Leave out the pictures and copy every record exactly.

——

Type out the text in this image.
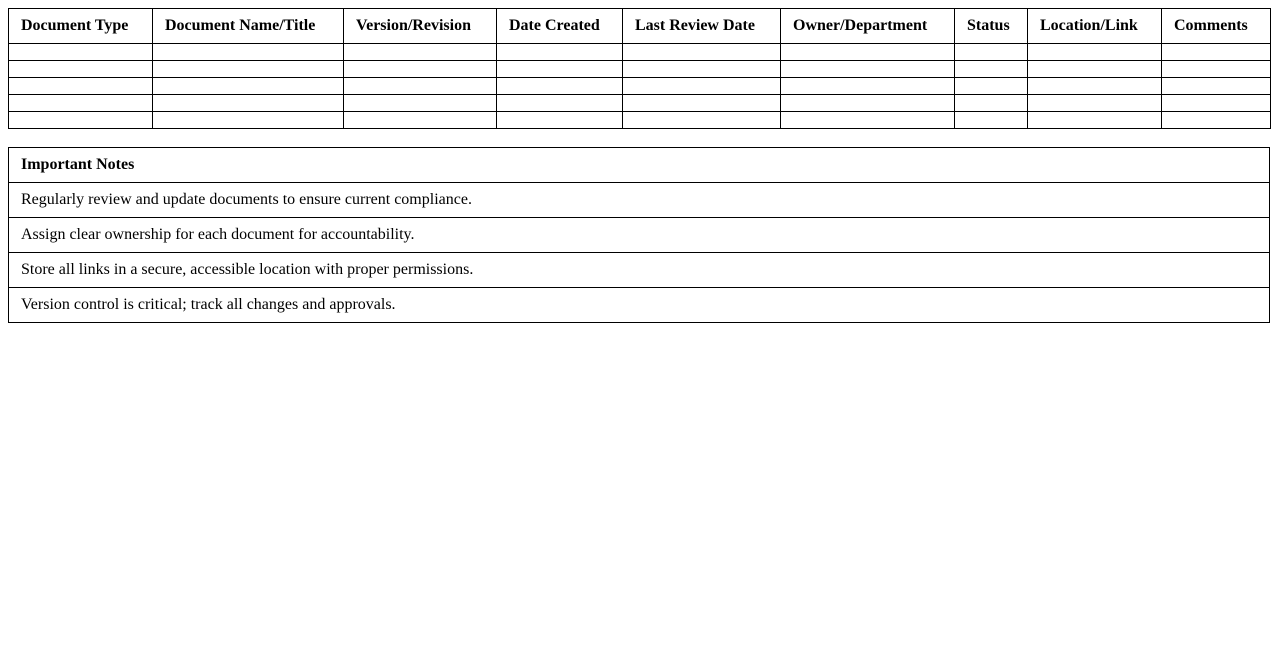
Document Type	Document Name/Title	Version/Revision	Date Created	Last Review Date	Owner/Department	Status	Location/Link	Comments

Important Notes
Regularly review and update documents to ensure current compliance.
Assign clear ownership for each document for accountability.
Store all links in a secure, accessible location with proper permissions.
Version control is critical; track all changes and approvals.
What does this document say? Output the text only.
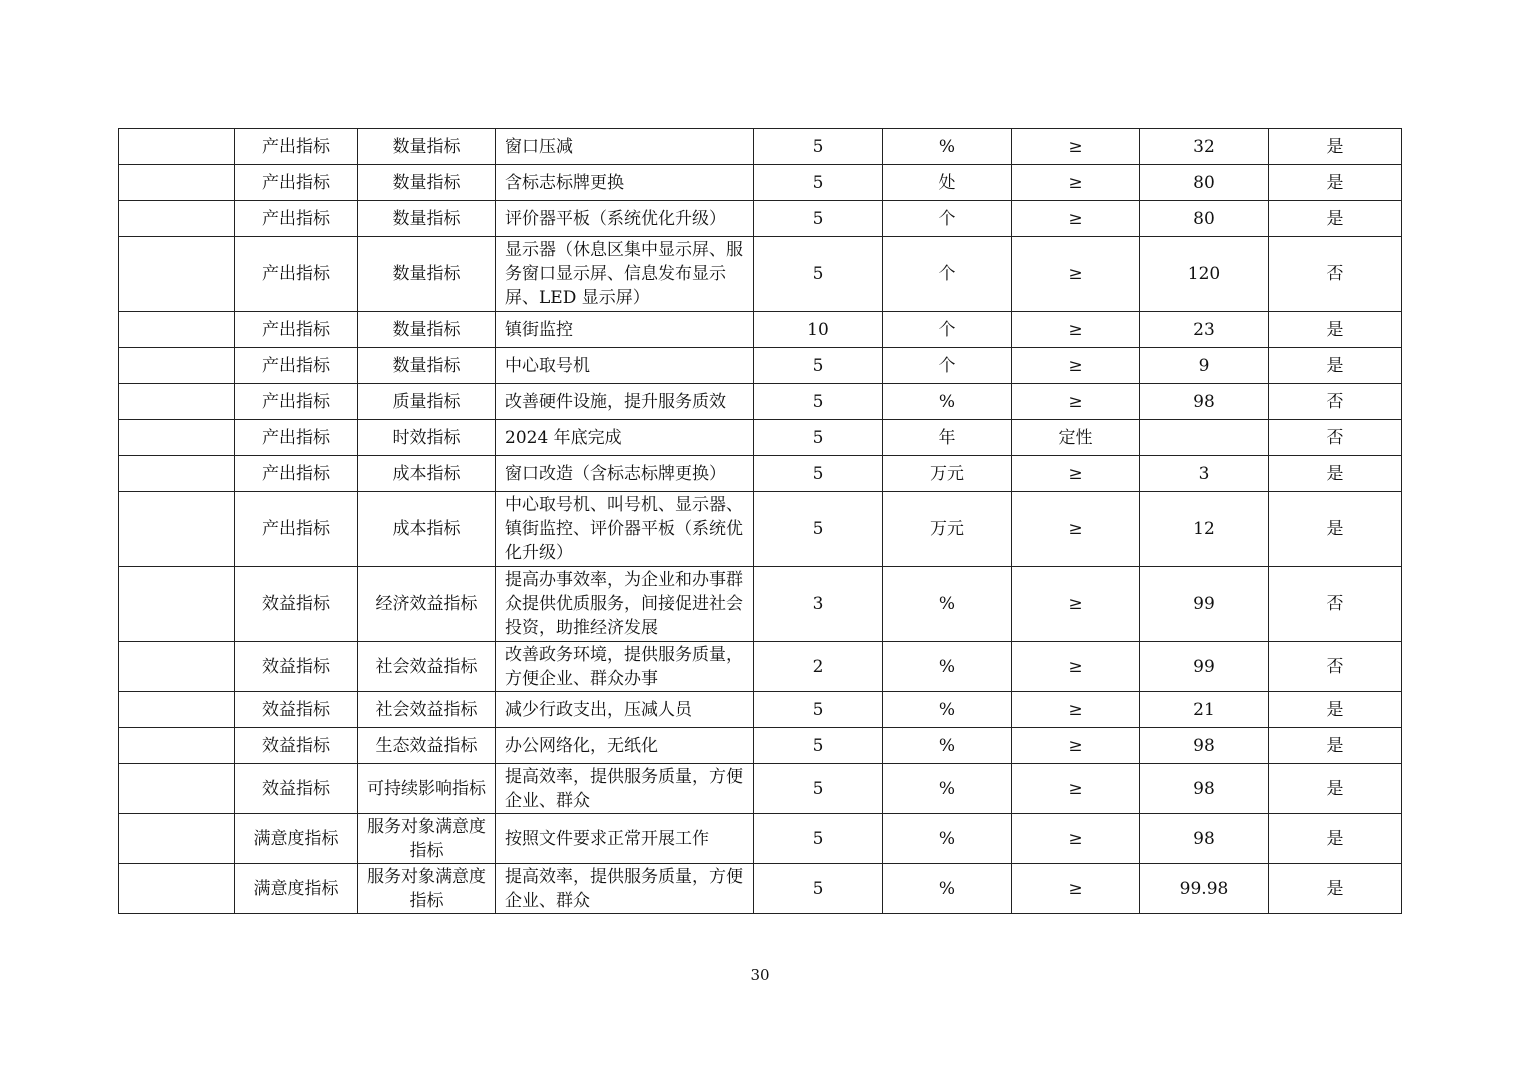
	产出指标	数量指标	窗口压减	5	%	≥	32	是
	产出指标	数量指标	含标志标牌更换	5	处	≥	80	是
	产出指标	数量指标	评价器平板（系统优化升级）	5	个	≥	80	是
	产出指标	数量指标	显示器（休息区集中显示屏、服务窗口显示屏、信息发布显示屏、LED 显示屏）	5	个	≥	120	否
	产出指标	数量指标	镇街监控	10	个	≥	23	是
	产出指标	数量指标	中心取号机	5	个	≥	9	是
	产出指标	质量指标	改善硬件设施，提升服务质效	5	%	≥	98	否
	产出指标	时效指标	2024 年底完成	5	年	定性		否
	产出指标	成本指标	窗口改造（含标志标牌更换）	5	万元	≥	3	是
	产出指标	成本指标	中心取号机、叫号机、显示器、镇街监控、评价器平板（系统优化升级）	5	万元	≥	12	是
	效益指标	经济效益指标	提高办事效率，为企业和办事群众提供优质服务，间接促进社会投资，助推经济发展	3	%	≥	99	否
	效益指标	社会效益指标	改善政务环境，提供服务质量，方便企业、群众办事	2	%	≥	99	否
	效益指标	社会效益指标	减少行政支出，压减人员	5	%	≥	21	是
	效益指标	生态效益指标	办公网络化，无纸化	5	%	≥	98	是
	效益指标	可持续影响指标	提高效率，提供服务质量，方便企业、群众	5	%	≥	98	是
	满意度指标	服务对象满意度指标	按照文件要求正常开展工作	5	%	≥	98	是
	满意度指标	服务对象满意度指标	提高效率，提供服务质量，方便企业、群众	5	%	≥	99.98	是
30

——

- Expected answer:
Type out the text in this image.
Document Type	Document Name/Title	Version/Revision	Date Created	Last Review Date	Owner/Department	Status	Location/Link	Comments

Important Notes
Regularly review and update documents to ensure current compliance.
Assign clear ownership for each document for accountability.
Store all links in a secure, accessible location with proper permissions.
Version control is critical; track all changes and approvals.
What does this document say? Output the text only.
	产出指标	数量指标	窗口压减	5	%	≥	32	是
	产出指标	数量指标	含标志标牌更换	5	处	≥	80	是
	产出指标	数量指标	评价器平板（系统优化升级）	5	个	≥	80	是
	产出指标	数量指标	显示器（休息区集中显示屏、服务窗口显示屏、信息发布显示屏、LED 显示屏）	5	个	≥	120	否
	产出指标	数量指标	镇街监控	10	个	≥	23	是
	产出指标	数量指标	中心取号机	5	个	≥	9	是
	产出指标	质量指标	改善硬件设施，提升服务质效	5	%	≥	98	否
	产出指标	时效指标	2024 年底完成	5	年	定性		否
	产出指标	成本指标	窗口改造（含标志标牌更换）	5	万元	≥	3	是
	产出指标	成本指标	中心取号机、叫号机、显示器、镇街监控、评价器平板（系统优化升级）	5	万元	≥	12	是
	效益指标	经济效益指标	提高办事效率，为企业和办事群众提供优质服务，间接促进社会投资，助推经济发展	3	%	≥	99	否
	效益指标	社会效益指标	改善政务环境，提供服务质量，方便企业、群众办事	2	%	≥	99	否
	效益指标	社会效益指标	减少行政支出，压减人员	5	%	≥	21	是
	效益指标	生态效益指标	办公网络化，无纸化	5	%	≥	98	是
	效益指标	可持续影响指标	提高效率，提供服务质量，方便企业、群众	5	%	≥	98	是
	满意度指标	服务对象满意度指标	按照文件要求正常开展工作	5	%	≥	98	是
	满意度指标	服务对象满意度指标	提高效率，提供服务质量，方便企业、群众	5	%	≥	99.98	是
30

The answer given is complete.